**Recorded data**
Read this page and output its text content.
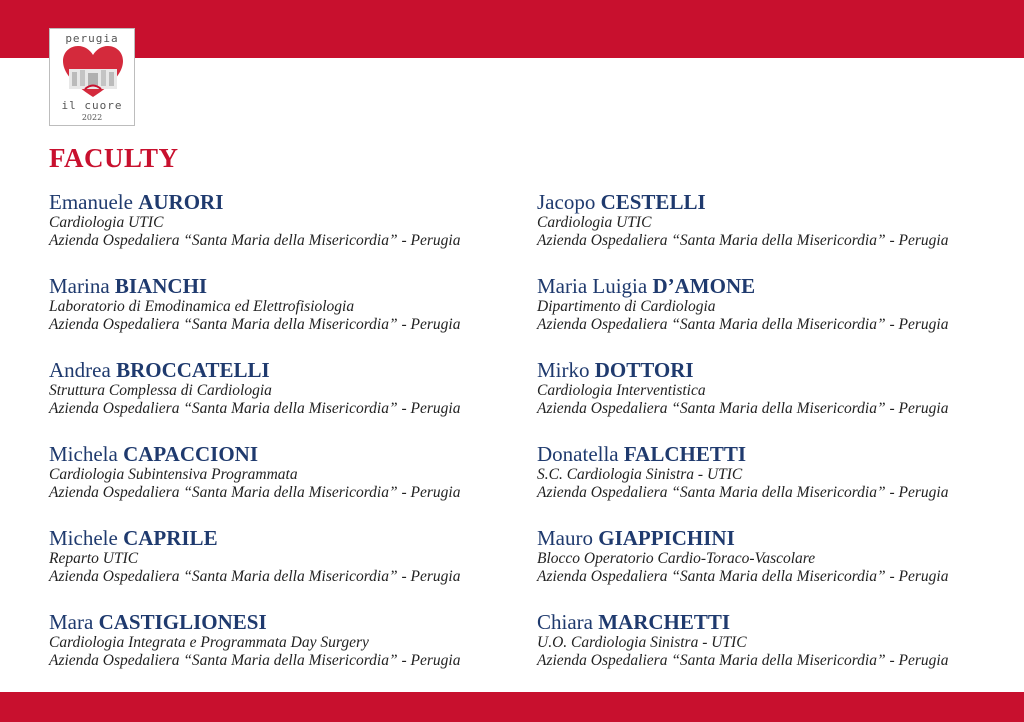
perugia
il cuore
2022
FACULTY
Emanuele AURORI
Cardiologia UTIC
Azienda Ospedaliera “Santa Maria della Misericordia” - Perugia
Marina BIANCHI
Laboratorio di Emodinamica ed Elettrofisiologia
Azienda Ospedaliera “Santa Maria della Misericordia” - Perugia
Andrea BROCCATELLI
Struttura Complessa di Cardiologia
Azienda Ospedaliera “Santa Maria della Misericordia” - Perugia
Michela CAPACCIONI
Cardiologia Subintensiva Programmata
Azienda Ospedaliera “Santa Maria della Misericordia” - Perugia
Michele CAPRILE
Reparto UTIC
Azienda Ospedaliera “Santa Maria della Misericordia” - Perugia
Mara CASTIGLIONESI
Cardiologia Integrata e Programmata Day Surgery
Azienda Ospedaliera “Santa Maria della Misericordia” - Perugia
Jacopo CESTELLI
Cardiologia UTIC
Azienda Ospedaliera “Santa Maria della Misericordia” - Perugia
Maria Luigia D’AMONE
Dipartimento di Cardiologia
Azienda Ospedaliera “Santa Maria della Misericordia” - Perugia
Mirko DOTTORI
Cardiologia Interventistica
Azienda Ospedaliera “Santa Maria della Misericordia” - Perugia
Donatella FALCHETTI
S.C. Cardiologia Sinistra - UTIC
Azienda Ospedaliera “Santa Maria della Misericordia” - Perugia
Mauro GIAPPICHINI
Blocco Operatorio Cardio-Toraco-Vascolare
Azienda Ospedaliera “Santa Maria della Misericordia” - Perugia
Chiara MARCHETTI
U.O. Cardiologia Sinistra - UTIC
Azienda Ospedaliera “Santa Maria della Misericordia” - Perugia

**What this task involves**
Working from the material above, transcribe it exactly while omitting pictures.

**The solution**
Read this page and output its text content.
perugia
il cuore
2022
FACULTY
Emanuele AURORI
Cardiologia UTIC
Azienda Ospedaliera “Santa Maria della Misericordia” - Perugia
Marina BIANCHI
Laboratorio di Emodinamica ed Elettrofisiologia
Azienda Ospedaliera “Santa Maria della Misericordia” - Perugia
Andrea BROCCATELLI
Struttura Complessa di Cardiologia
Azienda Ospedaliera “Santa Maria della Misericordia” - Perugia
Michela CAPACCIONI
Cardiologia Subintensiva Programmata
Azienda Ospedaliera “Santa Maria della Misericordia” - Perugia
Michele CAPRILE
Reparto UTIC
Azienda Ospedaliera “Santa Maria della Misericordia” - Perugia
Mara CASTIGLIONESI
Cardiologia Integrata e Programmata Day Surgery
Azienda Ospedaliera “Santa Maria della Misericordia” - Perugia
Jacopo CESTELLI
Cardiologia UTIC
Azienda Ospedaliera “Santa Maria della Misericordia” - Perugia
Maria Luigia D’AMONE
Dipartimento di Cardiologia
Azienda Ospedaliera “Santa Maria della Misericordia” - Perugia
Mirko DOTTORI
Cardiologia Interventistica
Azienda Ospedaliera “Santa Maria della Misericordia” - Perugia
Donatella FALCHETTI
S.C. Cardiologia Sinistra - UTIC
Azienda Ospedaliera “Santa Maria della Misericordia” - Perugia
Mauro GIAPPICHINI
Blocco Operatorio Cardio-Toraco-Vascolare
Azienda Ospedaliera “Santa Maria della Misericordia” - Perugia
Chiara MARCHETTI
U.O. Cardiologia Sinistra - UTIC
Azienda Ospedaliera “Santa Maria della Misericordia” - Perugia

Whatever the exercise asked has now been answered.